[Part of a data file]
________________________

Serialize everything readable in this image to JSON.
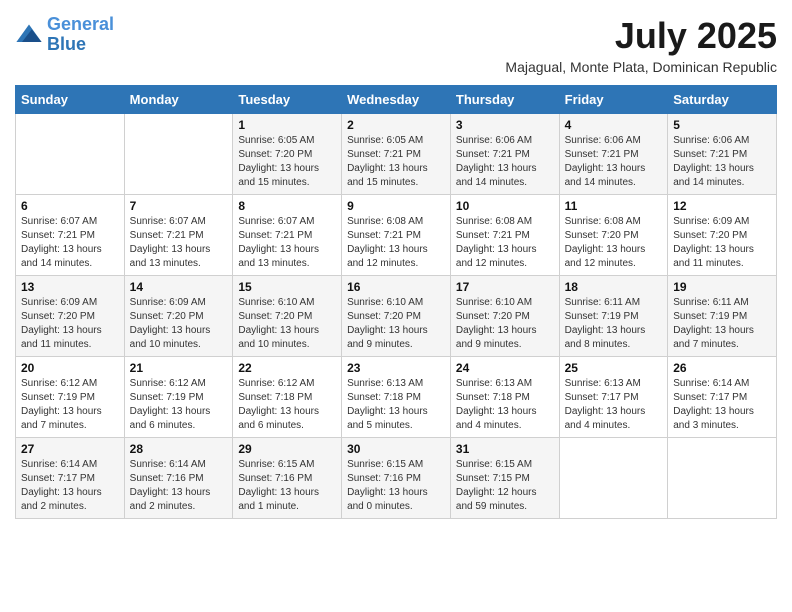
{
  "logo": {
    "line1": "General",
    "line2": "Blue"
  },
  "title": "July 2025",
  "subtitle": "Majagual, Monte Plata, Dominican Republic",
  "days_of_week": [
    "Sunday",
    "Monday",
    "Tuesday",
    "Wednesday",
    "Thursday",
    "Friday",
    "Saturday"
  ],
  "weeks": [
    [
      {
        "num": "",
        "info": ""
      },
      {
        "num": "",
        "info": ""
      },
      {
        "num": "1",
        "info": "Sunrise: 6:05 AM\nSunset: 7:20 PM\nDaylight: 13 hours\nand 15 minutes."
      },
      {
        "num": "2",
        "info": "Sunrise: 6:05 AM\nSunset: 7:21 PM\nDaylight: 13 hours\nand 15 minutes."
      },
      {
        "num": "3",
        "info": "Sunrise: 6:06 AM\nSunset: 7:21 PM\nDaylight: 13 hours\nand 14 minutes."
      },
      {
        "num": "4",
        "info": "Sunrise: 6:06 AM\nSunset: 7:21 PM\nDaylight: 13 hours\nand 14 minutes."
      },
      {
        "num": "5",
        "info": "Sunrise: 6:06 AM\nSunset: 7:21 PM\nDaylight: 13 hours\nand 14 minutes."
      }
    ],
    [
      {
        "num": "6",
        "info": "Sunrise: 6:07 AM\nSunset: 7:21 PM\nDaylight: 13 hours\nand 14 minutes."
      },
      {
        "num": "7",
        "info": "Sunrise: 6:07 AM\nSunset: 7:21 PM\nDaylight: 13 hours\nand 13 minutes."
      },
      {
        "num": "8",
        "info": "Sunrise: 6:07 AM\nSunset: 7:21 PM\nDaylight: 13 hours\nand 13 minutes."
      },
      {
        "num": "9",
        "info": "Sunrise: 6:08 AM\nSunset: 7:21 PM\nDaylight: 13 hours\nand 12 minutes."
      },
      {
        "num": "10",
        "info": "Sunrise: 6:08 AM\nSunset: 7:21 PM\nDaylight: 13 hours\nand 12 minutes."
      },
      {
        "num": "11",
        "info": "Sunrise: 6:08 AM\nSunset: 7:20 PM\nDaylight: 13 hours\nand 12 minutes."
      },
      {
        "num": "12",
        "info": "Sunrise: 6:09 AM\nSunset: 7:20 PM\nDaylight: 13 hours\nand 11 minutes."
      }
    ],
    [
      {
        "num": "13",
        "info": "Sunrise: 6:09 AM\nSunset: 7:20 PM\nDaylight: 13 hours\nand 11 minutes."
      },
      {
        "num": "14",
        "info": "Sunrise: 6:09 AM\nSunset: 7:20 PM\nDaylight: 13 hours\nand 10 minutes."
      },
      {
        "num": "15",
        "info": "Sunrise: 6:10 AM\nSunset: 7:20 PM\nDaylight: 13 hours\nand 10 minutes."
      },
      {
        "num": "16",
        "info": "Sunrise: 6:10 AM\nSunset: 7:20 PM\nDaylight: 13 hours\nand 9 minutes."
      },
      {
        "num": "17",
        "info": "Sunrise: 6:10 AM\nSunset: 7:20 PM\nDaylight: 13 hours\nand 9 minutes."
      },
      {
        "num": "18",
        "info": "Sunrise: 6:11 AM\nSunset: 7:19 PM\nDaylight: 13 hours\nand 8 minutes."
      },
      {
        "num": "19",
        "info": "Sunrise: 6:11 AM\nSunset: 7:19 PM\nDaylight: 13 hours\nand 7 minutes."
      }
    ],
    [
      {
        "num": "20",
        "info": "Sunrise: 6:12 AM\nSunset: 7:19 PM\nDaylight: 13 hours\nand 7 minutes."
      },
      {
        "num": "21",
        "info": "Sunrise: 6:12 AM\nSunset: 7:19 PM\nDaylight: 13 hours\nand 6 minutes."
      },
      {
        "num": "22",
        "info": "Sunrise: 6:12 AM\nSunset: 7:18 PM\nDaylight: 13 hours\nand 6 minutes."
      },
      {
        "num": "23",
        "info": "Sunrise: 6:13 AM\nSunset: 7:18 PM\nDaylight: 13 hours\nand 5 minutes."
      },
      {
        "num": "24",
        "info": "Sunrise: 6:13 AM\nSunset: 7:18 PM\nDaylight: 13 hours\nand 4 minutes."
      },
      {
        "num": "25",
        "info": "Sunrise: 6:13 AM\nSunset: 7:17 PM\nDaylight: 13 hours\nand 4 minutes."
      },
      {
        "num": "26",
        "info": "Sunrise: 6:14 AM\nSunset: 7:17 PM\nDaylight: 13 hours\nand 3 minutes."
      }
    ],
    [
      {
        "num": "27",
        "info": "Sunrise: 6:14 AM\nSunset: 7:17 PM\nDaylight: 13 hours\nand 2 minutes."
      },
      {
        "num": "28",
        "info": "Sunrise: 6:14 AM\nSunset: 7:16 PM\nDaylight: 13 hours\nand 2 minutes."
      },
      {
        "num": "29",
        "info": "Sunrise: 6:15 AM\nSunset: 7:16 PM\nDaylight: 13 hours\nand 1 minute."
      },
      {
        "num": "30",
        "info": "Sunrise: 6:15 AM\nSunset: 7:16 PM\nDaylight: 13 hours\nand 0 minutes."
      },
      {
        "num": "31",
        "info": "Sunrise: 6:15 AM\nSunset: 7:15 PM\nDaylight: 12 hours\nand 59 minutes."
      },
      {
        "num": "",
        "info": ""
      },
      {
        "num": "",
        "info": ""
      }
    ]
  ]
}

________________________

## [What this task involves]
Write out the data precisely as given, excluding the pictures.

## [Result]
Serialize everything readable in this image to JSON.
{
  "logo": {
    "line1": "General",
    "line2": "Blue"
  },
  "title": "July 2025",
  "subtitle": "Majagual, Monte Plata, Dominican Republic",
  "days_of_week": [
    "Sunday",
    "Monday",
    "Tuesday",
    "Wednesday",
    "Thursday",
    "Friday",
    "Saturday"
  ],
  "weeks": [
    [
      {
        "num": "",
        "info": ""
      },
      {
        "num": "",
        "info": ""
      },
      {
        "num": "1",
        "info": "Sunrise: 6:05 AM\nSunset: 7:20 PM\nDaylight: 13 hours\nand 15 minutes."
      },
      {
        "num": "2",
        "info": "Sunrise: 6:05 AM\nSunset: 7:21 PM\nDaylight: 13 hours\nand 15 minutes."
      },
      {
        "num": "3",
        "info": "Sunrise: 6:06 AM\nSunset: 7:21 PM\nDaylight: 13 hours\nand 14 minutes."
      },
      {
        "num": "4",
        "info": "Sunrise: 6:06 AM\nSunset: 7:21 PM\nDaylight: 13 hours\nand 14 minutes."
      },
      {
        "num": "5",
        "info": "Sunrise: 6:06 AM\nSunset: 7:21 PM\nDaylight: 13 hours\nand 14 minutes."
      }
    ],
    [
      {
        "num": "6",
        "info": "Sunrise: 6:07 AM\nSunset: 7:21 PM\nDaylight: 13 hours\nand 14 minutes."
      },
      {
        "num": "7",
        "info": "Sunrise: 6:07 AM\nSunset: 7:21 PM\nDaylight: 13 hours\nand 13 minutes."
      },
      {
        "num": "8",
        "info": "Sunrise: 6:07 AM\nSunset: 7:21 PM\nDaylight: 13 hours\nand 13 minutes."
      },
      {
        "num": "9",
        "info": "Sunrise: 6:08 AM\nSunset: 7:21 PM\nDaylight: 13 hours\nand 12 minutes."
      },
      {
        "num": "10",
        "info": "Sunrise: 6:08 AM\nSunset: 7:21 PM\nDaylight: 13 hours\nand 12 minutes."
      },
      {
        "num": "11",
        "info": "Sunrise: 6:08 AM\nSunset: 7:20 PM\nDaylight: 13 hours\nand 12 minutes."
      },
      {
        "num": "12",
        "info": "Sunrise: 6:09 AM\nSunset: 7:20 PM\nDaylight: 13 hours\nand 11 minutes."
      }
    ],
    [
      {
        "num": "13",
        "info": "Sunrise: 6:09 AM\nSunset: 7:20 PM\nDaylight: 13 hours\nand 11 minutes."
      },
      {
        "num": "14",
        "info": "Sunrise: 6:09 AM\nSunset: 7:20 PM\nDaylight: 13 hours\nand 10 minutes."
      },
      {
        "num": "15",
        "info": "Sunrise: 6:10 AM\nSunset: 7:20 PM\nDaylight: 13 hours\nand 10 minutes."
      },
      {
        "num": "16",
        "info": "Sunrise: 6:10 AM\nSunset: 7:20 PM\nDaylight: 13 hours\nand 9 minutes."
      },
      {
        "num": "17",
        "info": "Sunrise: 6:10 AM\nSunset: 7:20 PM\nDaylight: 13 hours\nand 9 minutes."
      },
      {
        "num": "18",
        "info": "Sunrise: 6:11 AM\nSunset: 7:19 PM\nDaylight: 13 hours\nand 8 minutes."
      },
      {
        "num": "19",
        "info": "Sunrise: 6:11 AM\nSunset: 7:19 PM\nDaylight: 13 hours\nand 7 minutes."
      }
    ],
    [
      {
        "num": "20",
        "info": "Sunrise: 6:12 AM\nSunset: 7:19 PM\nDaylight: 13 hours\nand 7 minutes."
      },
      {
        "num": "21",
        "info": "Sunrise: 6:12 AM\nSunset: 7:19 PM\nDaylight: 13 hours\nand 6 minutes."
      },
      {
        "num": "22",
        "info": "Sunrise: 6:12 AM\nSunset: 7:18 PM\nDaylight: 13 hours\nand 6 minutes."
      },
      {
        "num": "23",
        "info": "Sunrise: 6:13 AM\nSunset: 7:18 PM\nDaylight: 13 hours\nand 5 minutes."
      },
      {
        "num": "24",
        "info": "Sunrise: 6:13 AM\nSunset: 7:18 PM\nDaylight: 13 hours\nand 4 minutes."
      },
      {
        "num": "25",
        "info": "Sunrise: 6:13 AM\nSunset: 7:17 PM\nDaylight: 13 hours\nand 4 minutes."
      },
      {
        "num": "26",
        "info": "Sunrise: 6:14 AM\nSunset: 7:17 PM\nDaylight: 13 hours\nand 3 minutes."
      }
    ],
    [
      {
        "num": "27",
        "info": "Sunrise: 6:14 AM\nSunset: 7:17 PM\nDaylight: 13 hours\nand 2 minutes."
      },
      {
        "num": "28",
        "info": "Sunrise: 6:14 AM\nSunset: 7:16 PM\nDaylight: 13 hours\nand 2 minutes."
      },
      {
        "num": "29",
        "info": "Sunrise: 6:15 AM\nSunset: 7:16 PM\nDaylight: 13 hours\nand 1 minute."
      },
      {
        "num": "30",
        "info": "Sunrise: 6:15 AM\nSunset: 7:16 PM\nDaylight: 13 hours\nand 0 minutes."
      },
      {
        "num": "31",
        "info": "Sunrise: 6:15 AM\nSunset: 7:15 PM\nDaylight: 12 hours\nand 59 minutes."
      },
      {
        "num": "",
        "info": ""
      },
      {
        "num": "",
        "info": ""
      }
    ]
  ]
}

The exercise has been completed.